#### [EXERCISE]
Quote the full listing word for word.

#### [EXTRACTED MATERIAL]
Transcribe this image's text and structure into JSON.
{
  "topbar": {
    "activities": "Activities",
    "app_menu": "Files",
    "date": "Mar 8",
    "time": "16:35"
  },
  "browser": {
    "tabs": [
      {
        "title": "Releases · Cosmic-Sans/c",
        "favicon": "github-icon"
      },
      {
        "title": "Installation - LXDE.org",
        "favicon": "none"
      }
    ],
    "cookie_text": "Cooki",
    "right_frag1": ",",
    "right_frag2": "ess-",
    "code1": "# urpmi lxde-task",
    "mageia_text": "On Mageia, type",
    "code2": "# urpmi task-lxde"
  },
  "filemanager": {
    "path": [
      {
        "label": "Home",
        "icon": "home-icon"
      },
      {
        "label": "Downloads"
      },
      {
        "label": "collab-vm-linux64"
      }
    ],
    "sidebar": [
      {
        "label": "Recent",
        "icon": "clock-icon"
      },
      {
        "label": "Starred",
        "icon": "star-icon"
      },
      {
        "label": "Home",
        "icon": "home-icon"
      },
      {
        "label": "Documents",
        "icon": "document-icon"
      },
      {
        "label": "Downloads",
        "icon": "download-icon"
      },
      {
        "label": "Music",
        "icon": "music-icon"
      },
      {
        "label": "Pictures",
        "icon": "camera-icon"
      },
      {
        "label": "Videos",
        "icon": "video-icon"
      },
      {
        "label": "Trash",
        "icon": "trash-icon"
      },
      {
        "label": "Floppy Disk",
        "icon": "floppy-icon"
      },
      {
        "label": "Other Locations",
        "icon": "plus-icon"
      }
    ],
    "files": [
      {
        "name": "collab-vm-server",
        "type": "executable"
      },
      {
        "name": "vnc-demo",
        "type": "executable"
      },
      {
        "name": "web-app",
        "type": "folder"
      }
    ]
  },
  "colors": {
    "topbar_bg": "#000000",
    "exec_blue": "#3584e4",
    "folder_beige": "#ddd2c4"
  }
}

#### [ANSWER TO THE PROBLEM]
Transcribe this image's text and structure into JSON.
{
  "topbar": {
    "activities": "Activities",
    "app_menu": "Files",
    "date": "Mar 8",
    "time": "16:35"
  },
  "browser": {
    "tabs": [
      {
        "title": "Releases · Cosmic-Sans/c",
        "favicon": "github-icon"
      },
      {
        "title": "Installation - LXDE.org",
        "favicon": "none"
      }
    ],
    "cookie_text": "Cooki",
    "right_frag1": ",",
    "right_frag2": "ess-",
    "code1": "# urpmi lxde-task",
    "mageia_text": "On Mageia, type",
    "code2": "# urpmi task-lxde"
  },
  "filemanager": {
    "path": [
      {
        "label": "Home",
        "icon": "home-icon"
      },
      {
        "label": "Downloads"
      },
      {
        "label": "collab-vm-linux64"
      }
    ],
    "sidebar": [
      {
        "label": "Recent",
        "icon": "clock-icon"
      },
      {
        "label": "Starred",
        "icon": "star-icon"
      },
      {
        "label": "Home",
        "icon": "home-icon"
      },
      {
        "label": "Documents",
        "icon": "document-icon"
      },
      {
        "label": "Downloads",
        "icon": "download-icon"
      },
      {
        "label": "Music",
        "icon": "music-icon"
      },
      {
        "label": "Pictures",
        "icon": "camera-icon"
      },
      {
        "label": "Videos",
        "icon": "video-icon"
      },
      {
        "label": "Trash",
        "icon": "trash-icon"
      },
      {
        "label": "Floppy Disk",
        "icon": "floppy-icon"
      },
      {
        "label": "Other Locations",
        "icon": "plus-icon"
      }
    ],
    "files": [
      {
        "name": "collab-vm-server",
        "type": "executable"
      },
      {
        "name": "vnc-demo",
        "type": "executable"
      },
      {
        "name": "web-app",
        "type": "folder"
      }
    ]
  },
  "colors": {
    "topbar_bg": "#000000",
    "exec_blue": "#3584e4",
    "folder_beige": "#ddd2c4"
  }
}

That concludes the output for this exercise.